Entries from a dataset
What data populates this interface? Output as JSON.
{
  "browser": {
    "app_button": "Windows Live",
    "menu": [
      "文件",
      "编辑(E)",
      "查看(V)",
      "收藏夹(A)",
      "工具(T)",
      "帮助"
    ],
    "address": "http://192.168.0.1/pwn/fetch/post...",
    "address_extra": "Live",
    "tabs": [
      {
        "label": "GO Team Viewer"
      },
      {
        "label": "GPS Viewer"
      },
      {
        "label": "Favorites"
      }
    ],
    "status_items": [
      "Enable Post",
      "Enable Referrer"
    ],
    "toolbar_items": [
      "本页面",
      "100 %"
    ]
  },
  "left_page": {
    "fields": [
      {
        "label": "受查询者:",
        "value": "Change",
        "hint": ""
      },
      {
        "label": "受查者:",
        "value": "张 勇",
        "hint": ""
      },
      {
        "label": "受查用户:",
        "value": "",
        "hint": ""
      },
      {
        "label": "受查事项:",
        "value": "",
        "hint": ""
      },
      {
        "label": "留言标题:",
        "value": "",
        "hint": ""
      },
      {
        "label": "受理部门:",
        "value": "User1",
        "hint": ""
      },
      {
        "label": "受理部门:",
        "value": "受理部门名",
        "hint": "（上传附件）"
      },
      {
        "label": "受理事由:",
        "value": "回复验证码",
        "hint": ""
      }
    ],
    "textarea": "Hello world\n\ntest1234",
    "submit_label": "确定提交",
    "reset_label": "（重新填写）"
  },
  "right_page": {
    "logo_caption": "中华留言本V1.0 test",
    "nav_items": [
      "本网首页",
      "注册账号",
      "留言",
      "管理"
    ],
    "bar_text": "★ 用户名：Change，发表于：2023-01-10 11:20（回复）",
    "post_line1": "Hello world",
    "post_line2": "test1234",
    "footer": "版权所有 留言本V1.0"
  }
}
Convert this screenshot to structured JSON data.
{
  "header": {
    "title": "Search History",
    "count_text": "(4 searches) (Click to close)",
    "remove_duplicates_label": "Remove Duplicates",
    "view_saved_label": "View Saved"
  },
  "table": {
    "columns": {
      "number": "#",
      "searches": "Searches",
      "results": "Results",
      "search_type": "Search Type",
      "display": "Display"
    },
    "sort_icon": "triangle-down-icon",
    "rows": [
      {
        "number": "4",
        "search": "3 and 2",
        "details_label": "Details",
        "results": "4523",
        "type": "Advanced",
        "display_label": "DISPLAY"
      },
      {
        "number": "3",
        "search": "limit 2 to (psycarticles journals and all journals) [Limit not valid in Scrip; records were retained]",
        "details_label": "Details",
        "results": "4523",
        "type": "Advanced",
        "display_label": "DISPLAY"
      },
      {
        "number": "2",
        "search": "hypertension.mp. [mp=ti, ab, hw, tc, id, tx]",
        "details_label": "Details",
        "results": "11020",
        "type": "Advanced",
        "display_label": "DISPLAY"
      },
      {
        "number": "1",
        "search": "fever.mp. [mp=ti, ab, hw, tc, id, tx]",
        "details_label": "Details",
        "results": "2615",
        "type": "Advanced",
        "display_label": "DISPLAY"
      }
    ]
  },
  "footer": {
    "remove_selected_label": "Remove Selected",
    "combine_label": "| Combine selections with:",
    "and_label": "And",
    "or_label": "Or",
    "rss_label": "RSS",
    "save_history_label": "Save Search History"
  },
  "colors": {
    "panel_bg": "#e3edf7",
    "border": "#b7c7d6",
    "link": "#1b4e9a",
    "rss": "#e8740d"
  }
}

## TASK INSTRUCTIONS:
Here, the records must be output exactly and in full.

## REPLY:
What data populates this interface? Output as JSON.
{
  "browser": {
    "app_button": "Windows Live",
    "menu": [
      "文件",
      "编辑(E)",
      "查看(V)",
      "收藏夹(A)",
      "工具(T)",
      "帮助"
    ],
    "address": "http://192.168.0.1/pwn/fetch/post...",
    "address_extra": "Live",
    "tabs": [
      {
        "label": "GO Team Viewer"
      },
      {
        "label": "GPS Viewer"
      },
      {
        "label": "Favorites"
      }
    ],
    "status_items": [
      "Enable Post",
      "Enable Referrer"
    ],
    "toolbar_items": [
      "本页面",
      "100 %"
    ]
  },
  "left_page": {
    "fields": [
      {
        "label": "受查询者:",
        "value": "Change",
        "hint": ""
      },
      {
        "label": "受查者:",
        "value": "张 勇",
        "hint": ""
      },
      {
        "label": "受查用户:",
        "value": "",
        "hint": ""
      },
      {
        "label": "受查事项:",
        "value": "",
        "hint": ""
      },
      {
        "label": "留言标题:",
        "value": "",
        "hint": ""
      },
      {
        "label": "受理部门:",
        "value": "User1",
        "hint": ""
      },
      {
        "label": "受理部门:",
        "value": "受理部门名",
        "hint": "（上传附件）"
      },
      {
        "label": "受理事由:",
        "value": "回复验证码",
        "hint": ""
      }
    ],
    "textarea": "Hello world\n\ntest1234",
    "submit_label": "确定提交",
    "reset_label": "（重新填写）"
  },
  "right_page": {
    "logo_caption": "中华留言本V1.0 test",
    "nav_items": [
      "本网首页",
      "注册账号",
      "留言",
      "管理"
    ],
    "bar_text": "★ 用户名：Change，发表于：2023-01-10 11:20（回复）",
    "post_line1": "Hello world",
    "post_line2": "test1234",
    "footer": "版权所有 留言本V1.0"
  }
}
Convert this screenshot to structured JSON data.
{
  "header": {
    "title": "Search History",
    "count_text": "(4 searches) (Click to close)",
    "remove_duplicates_label": "Remove Duplicates",
    "view_saved_label": "View Saved"
  },
  "table": {
    "columns": {
      "number": "#",
      "searches": "Searches",
      "results": "Results",
      "search_type": "Search Type",
      "display": "Display"
    },
    "sort_icon": "triangle-down-icon",
    "rows": [
      {
        "number": "4",
        "search": "3 and 2",
        "details_label": "Details",
        "results": "4523",
        "type": "Advanced",
        "display_label": "DISPLAY"
      },
      {
        "number": "3",
        "search": "limit 2 to (psycarticles journals and all journals) [Limit not valid in Scrip; records were retained]",
        "details_label": "Details",
        "results": "4523",
        "type": "Advanced",
        "display_label": "DISPLAY"
      },
      {
        "number": "2",
        "search": "hypertension.mp. [mp=ti, ab, hw, tc, id, tx]",
        "details_label": "Details",
        "results": "11020",
        "type": "Advanced",
        "display_label": "DISPLAY"
      },
      {
        "number": "1",
        "search": "fever.mp. [mp=ti, ab, hw, tc, id, tx]",
        "details_label": "Details",
        "results": "2615",
        "type": "Advanced",
        "display_label": "DISPLAY"
      }
    ]
  },
  "footer": {
    "remove_selected_label": "Remove Selected",
    "combine_label": "| Combine selections with:",
    "and_label": "And",
    "or_label": "Or",
    "rss_label": "RSS",
    "save_history_label": "Save Search History"
  },
  "colors": {
    "panel_bg": "#e3edf7",
    "border": "#b7c7d6",
    "link": "#1b4e9a",
    "rss": "#e8740d"
  }
}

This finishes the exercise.